**Problem to work on:** Could you write out every entry exactly as it stands?

**Data provided:**
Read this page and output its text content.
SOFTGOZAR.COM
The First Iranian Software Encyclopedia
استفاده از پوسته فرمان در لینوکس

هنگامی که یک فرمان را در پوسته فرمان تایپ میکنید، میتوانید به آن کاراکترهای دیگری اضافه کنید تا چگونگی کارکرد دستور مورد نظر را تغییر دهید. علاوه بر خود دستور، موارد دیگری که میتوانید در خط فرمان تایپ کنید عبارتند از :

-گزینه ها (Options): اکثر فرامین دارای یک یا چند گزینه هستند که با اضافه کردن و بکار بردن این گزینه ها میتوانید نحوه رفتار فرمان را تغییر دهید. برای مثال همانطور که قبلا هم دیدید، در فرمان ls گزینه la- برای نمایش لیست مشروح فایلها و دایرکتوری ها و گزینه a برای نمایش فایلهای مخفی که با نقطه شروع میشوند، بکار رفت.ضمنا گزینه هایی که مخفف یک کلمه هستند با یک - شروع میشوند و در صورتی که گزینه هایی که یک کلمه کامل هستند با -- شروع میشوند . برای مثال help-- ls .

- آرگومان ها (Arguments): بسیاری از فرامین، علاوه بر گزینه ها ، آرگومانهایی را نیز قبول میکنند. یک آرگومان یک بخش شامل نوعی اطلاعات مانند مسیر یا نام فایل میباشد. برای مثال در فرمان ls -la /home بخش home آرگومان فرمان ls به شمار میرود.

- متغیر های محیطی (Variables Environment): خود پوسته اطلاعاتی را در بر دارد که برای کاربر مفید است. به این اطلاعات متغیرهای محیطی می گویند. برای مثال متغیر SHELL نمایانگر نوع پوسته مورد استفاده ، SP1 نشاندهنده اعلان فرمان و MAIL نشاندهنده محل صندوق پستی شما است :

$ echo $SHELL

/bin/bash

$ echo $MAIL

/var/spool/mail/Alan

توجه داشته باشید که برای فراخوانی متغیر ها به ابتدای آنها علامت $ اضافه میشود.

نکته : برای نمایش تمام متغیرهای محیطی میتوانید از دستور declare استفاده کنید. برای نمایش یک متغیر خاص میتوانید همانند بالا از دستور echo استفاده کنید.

**Correct result:**
Read this page and output its text content.
SOFTGOZAR.COM
The First Iranian Software Encyclopedia
استفاده از پوسته فرمان در لینوکس

هنگامی که یک فرمان را در پوسته فرمان تایپ میکنید، میتوانید به آن کاراکترهای دیگری اضافه کنید تا چگونگی کارکرد دستور مورد نظر را تغییر دهید. علاوه بر خود دستور، موارد دیگری که میتوانید در خط فرمان تایپ کنید عبارتند از :

-گزینه ها (Options): اکثر فرامین دارای یک یا چند گزینه هستند که با اضافه کردن و بکار بردن این گزینه ها میتوانید نحوه رفتار فرمان را تغییر دهید. برای مثال همانطور که قبلا هم دیدید، در فرمان ls گزینه la- برای نمایش لیست مشروح فایلها و دایرکتوری ها و گزینه a برای نمایش فایلهای مخفی که با نقطه شروع میشوند، بکار رفت.ضمنا گزینه هایی که مخفف یک کلمه هستند با یک - شروع میشوند و در صورتی که گزینه هایی که یک کلمه کامل هستند با -- شروع میشوند . برای مثال help-- ls .

- آرگومان ها (Arguments): بسیاری از فرامین، علاوه بر گزینه ها ، آرگومانهایی را نیز قبول میکنند. یک آرگومان یک بخش شامل نوعی اطلاعات مانند مسیر یا نام فایل میباشد. برای مثال در فرمان ls -la /home بخش home آرگومان فرمان ls به شمار میرود.

- متغیر های محیطی (Variables Environment): خود پوسته اطلاعاتی را در بر دارد که برای کاربر مفید است. به این اطلاعات متغیرهای محیطی می گویند. برای مثال متغیر SHELL نمایانگر نوع پوسته مورد استفاده ، SP1 نشاندهنده اعلان فرمان و MAIL نشاندهنده محل صندوق پستی شما است :

$ echo $SHELL

/bin/bash

$ echo $MAIL

/var/spool/mail/Alan

توجه داشته باشید که برای فراخوانی متغیر ها به ابتدای آنها علامت $ اضافه میشود.

نکته : برای نمایش تمام متغیرهای محیطی میتوانید از دستور declare استفاده کنید. برای نمایش یک متغیر خاص میتوانید همانند بالا از دستور echo استفاده کنید.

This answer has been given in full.